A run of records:
************
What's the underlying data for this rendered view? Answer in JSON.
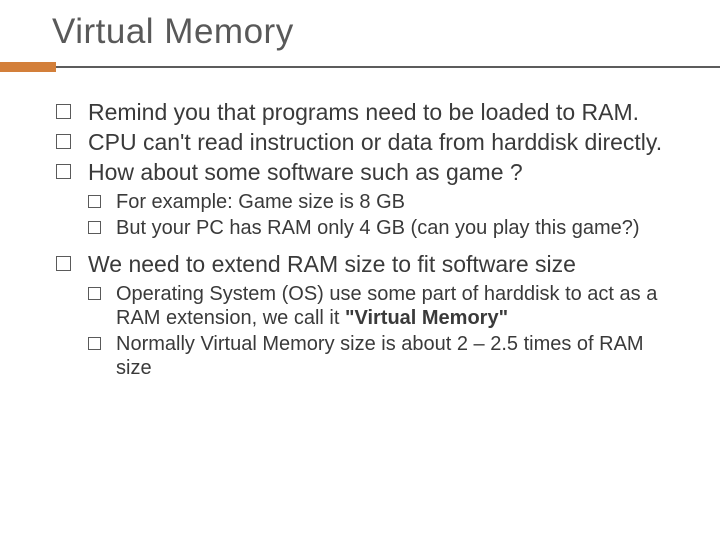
{
  "title": "Virtual Memory",
  "bullets": {
    "b0": "Remind you that programs need to be loaded to RAM.",
    "b1": "CPU can't read instruction or data from harddisk directly.",
    "b2": "How about some software such as game ?",
    "b2_sub": {
      "s0": "For example: Game size is 8 GB",
      "s1": "But your PC has RAM only 4 GB (can you play this game?)"
    },
    "b3": "We need to extend RAM size to fit software size",
    "b3_sub": {
      "s0_pre": "Operating System (OS) use some part of harddisk to act as a RAM extension, we call it ",
      "s0_vm": "\"Virtual Memory\"",
      "s1": "Normally Virtual Memory size is about 2 – 2.5 times of RAM size"
    }
  }
}
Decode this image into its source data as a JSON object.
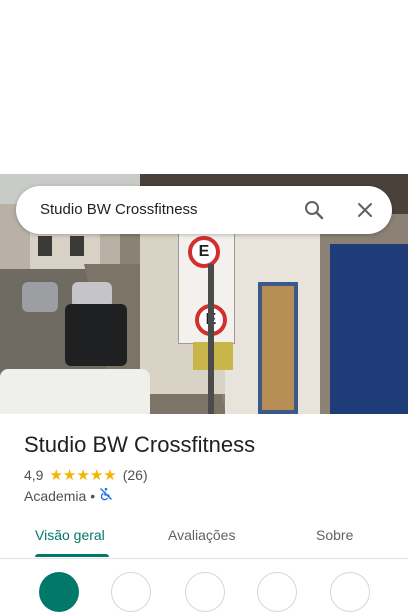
************
Work to be completed: Repeat the entries exactly and keep the pictures out of the copy.

Solution for this exercise:
What's the underlying data for this rendered view? Answer in JSON.
{
  "title": "Virtual Memory",
  "bullets": {
    "b0": "Remind you that programs need to be loaded to RAM.",
    "b1": "CPU can't read instruction or data from harddisk directly.",
    "b2": "How about some software such as game ?",
    "b2_sub": {
      "s0": "For example: Game size is 8 GB",
      "s1": "But your PC has RAM only 4 GB (can you play this game?)"
    },
    "b3": "We need to extend RAM size to fit software size",
    "b3_sub": {
      "s0_pre": "Operating System (OS) use some part of harddisk to act as a RAM extension, we call it ",
      "s0_vm": "\"Virtual Memory\"",
      "s1": "Normally Virtual Memory size is about 2 – 2.5 times of RAM size"
    }
  }
}
Decode this image into its source data as a JSON object.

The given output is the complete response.